----- Dataset excerpts

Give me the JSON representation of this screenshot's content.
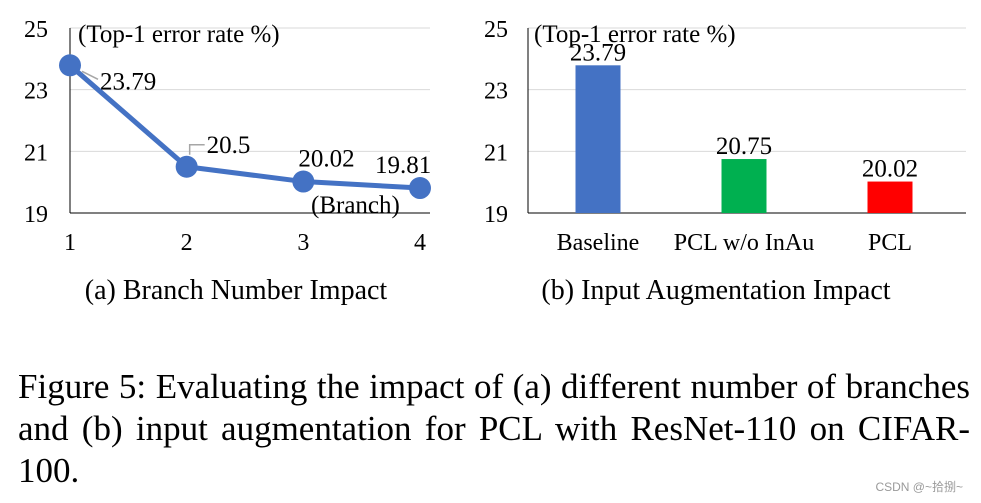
{
  "chart_data": [
    {
      "type": "line",
      "title": "(a) Branch Number Impact",
      "ylabel": "(Top-1 error rate %)",
      "xlabel": "(Branch)",
      "x": [
        1,
        2,
        3,
        4
      ],
      "xticks": [
        "1",
        "2",
        "3",
        "4"
      ],
      "values": [
        23.79,
        20.5,
        20.02,
        19.81
      ],
      "data_labels": [
        "23.79",
        "20.5",
        "20.02",
        "19.81"
      ],
      "ylim": [
        19,
        25
      ],
      "yticks": [
        "19",
        "21",
        "23",
        "25"
      ],
      "grid": true,
      "color": "#4472c4"
    },
    {
      "type": "bar",
      "title": "(b) Input Augmentation Impact",
      "ylabel": "(Top-1 error rate %)",
      "categories": [
        "Baseline",
        "PCL w/o InAu",
        "PCL"
      ],
      "values": [
        23.79,
        20.75,
        20.02
      ],
      "data_labels": [
        "23.79",
        "20.75",
        "20.02"
      ],
      "colors": [
        "#4472c4",
        "#00b050",
        "#ff0000"
      ],
      "ylim": [
        19,
        25
      ],
      "yticks": [
        "19",
        "21",
        "23",
        "25"
      ],
      "grid": true
    }
  ],
  "caption": "Figure 5: Evaluating the impact of (a) different number of branches and (b) input augmentation for PCL with ResNet-110 on CIFAR-100.",
  "watermark": "CSDN @~拾捌~"
}
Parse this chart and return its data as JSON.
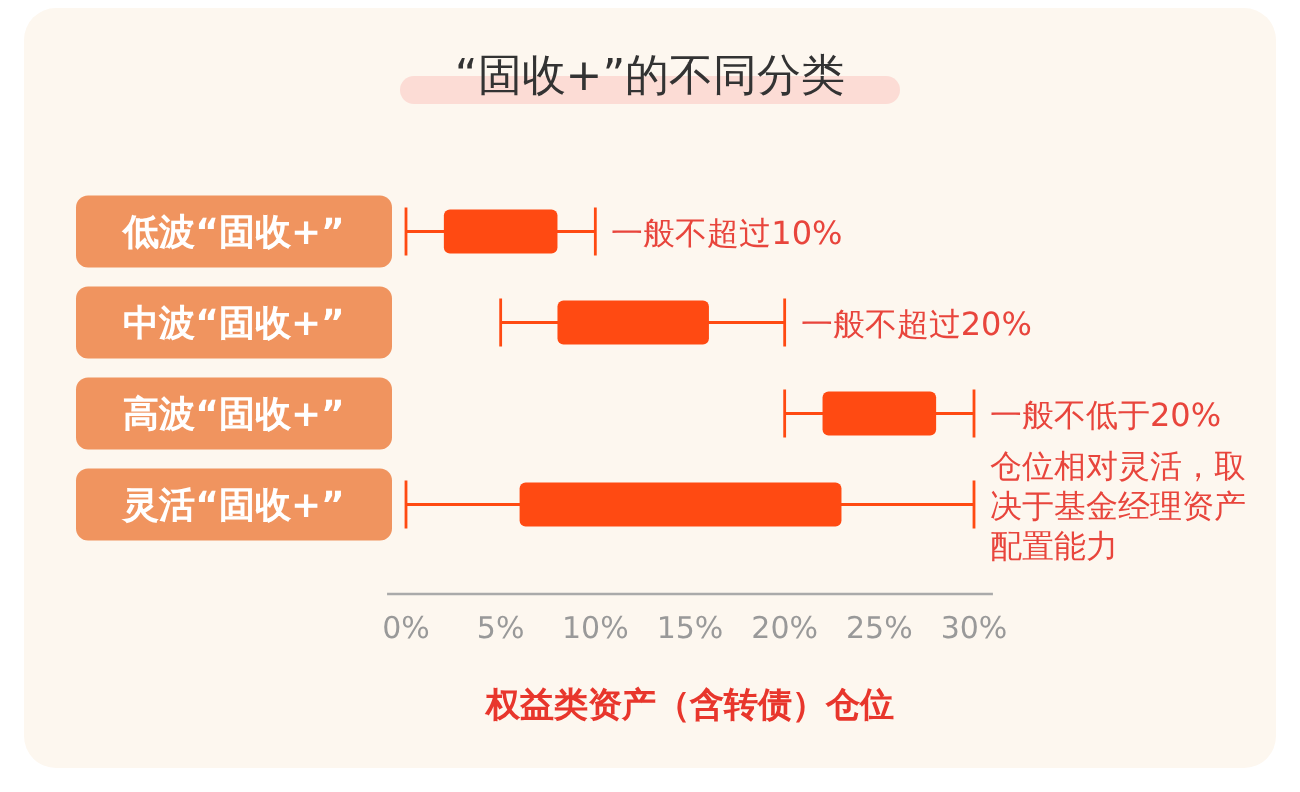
{
  "chart_data": {
    "type": "bar",
    "orientation": "horizontal",
    "title": "“固收+”的不同分类",
    "xlabel": "权益类资产（含转债）仓位",
    "categories": [
      "低波“固收+”",
      "中波“固收+”",
      "高波“固收+”",
      "灵活“固收+”"
    ],
    "base": [
      2,
      8,
      22,
      6
    ],
    "values": [
      6,
      8,
      6,
      17
    ],
    "errors": [
      [
        0,
        10
      ],
      [
        5,
        20
      ],
      [
        20,
        30
      ],
      [
        0,
        30
      ]
    ],
    "color": "#ff4a12",
    "xlim": [
      -1,
      31
    ],
    "xticks": [
      {
        "value": 0,
        "label": "0%"
      },
      {
        "value": 5,
        "label": "5%"
      },
      {
        "value": 10,
        "label": "10%"
      },
      {
        "value": 15,
        "label": "15%"
      },
      {
        "value": 20,
        "label": "20%"
      },
      {
        "value": 25,
        "label": "25%"
      },
      {
        "value": 30,
        "label": "30%"
      }
    ],
    "annotations": [
      {
        "text": "一般不超过10%",
        "x": 10,
        "y": "低波“固收+”"
      },
      {
        "text": "一般不超过20%",
        "x": 20,
        "y": "中波“固收+”"
      },
      {
        "text": "一般不低于20%",
        "x": 30,
        "y": "高波“固收+”"
      },
      {
        "text": "仓位相对灵活，取决于基金经理资产配置能力",
        "x": 30,
        "y": "灵活“固收+”"
      }
    ]
  }
}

----------

▶ _Goal_
Keep the pictures out of the copy and write out the data exactly as it stands.

▶ _Task response_
Give me the JSON representation of this screenshot's content.
{
  "chart_data": [
    {
      "type": "line",
      "title": "(a) Branch Number Impact",
      "ylabel": "(Top-1 error rate %)",
      "xlabel": "(Branch)",
      "x": [
        1,
        2,
        3,
        4
      ],
      "xticks": [
        "1",
        "2",
        "3",
        "4"
      ],
      "values": [
        23.79,
        20.5,
        20.02,
        19.81
      ],
      "data_labels": [
        "23.79",
        "20.5",
        "20.02",
        "19.81"
      ],
      "ylim": [
        19,
        25
      ],
      "yticks": [
        "19",
        "21",
        "23",
        "25"
      ],
      "grid": true,
      "color": "#4472c4"
    },
    {
      "type": "bar",
      "title": "(b) Input Augmentation Impact",
      "ylabel": "(Top-1 error rate %)",
      "categories": [
        "Baseline",
        "PCL w/o InAu",
        "PCL"
      ],
      "values": [
        23.79,
        20.75,
        20.02
      ],
      "data_labels": [
        "23.79",
        "20.75",
        "20.02"
      ],
      "colors": [
        "#4472c4",
        "#00b050",
        "#ff0000"
      ],
      "ylim": [
        19,
        25
      ],
      "yticks": [
        "19",
        "21",
        "23",
        "25"
      ],
      "grid": true
    }
  ],
  "caption": "Figure 5: Evaluating the impact of (a) different number of branches and (b) input augmentation for PCL with ResNet-110 on CIFAR-100.",
  "watermark": "CSDN @~拾捌~"
}
Parse this chart and return its data as JSON.
{
  "chart_data": {
    "type": "bar",
    "orientation": "horizontal",
    "title": "“固收+”的不同分类",
    "xlabel": "权益类资产（含转债）仓位",
    "categories": [
      "低波“固收+”",
      "中波“固收+”",
      "高波“固收+”",
      "灵活“固收+”"
    ],
    "base": [
      2,
      8,
      22,
      6
    ],
    "values": [
      6,
      8,
      6,
      17
    ],
    "errors": [
      [
        0,
        10
      ],
      [
        5,
        20
      ],
      [
        20,
        30
      ],
      [
        0,
        30
      ]
    ],
    "color": "#ff4a12",
    "xlim": [
      -1,
      31
    ],
    "xticks": [
      {
        "value": 0,
        "label": "0%"
      },
      {
        "value": 5,
        "label": "5%"
      },
      {
        "value": 10,
        "label": "10%"
      },
      {
        "value": 15,
        "label": "15%"
      },
      {
        "value": 20,
        "label": "20%"
      },
      {
        "value": 25,
        "label": "25%"
      },
      {
        "value": 30,
        "label": "30%"
      }
    ],
    "annotations": [
      {
        "text": "一般不超过10%",
        "x": 10,
        "y": "低波“固收+”"
      },
      {
        "text": "一般不超过20%",
        "x": 20,
        "y": "中波“固收+”"
      },
      {
        "text": "一般不低于20%",
        "x": 30,
        "y": "高波“固收+”"
      },
      {
        "text": "仓位相对灵活，取决于基金经理资产配置能力",
        "x": 30,
        "y": "灵活“固收+”"
      }
    ]
  }
}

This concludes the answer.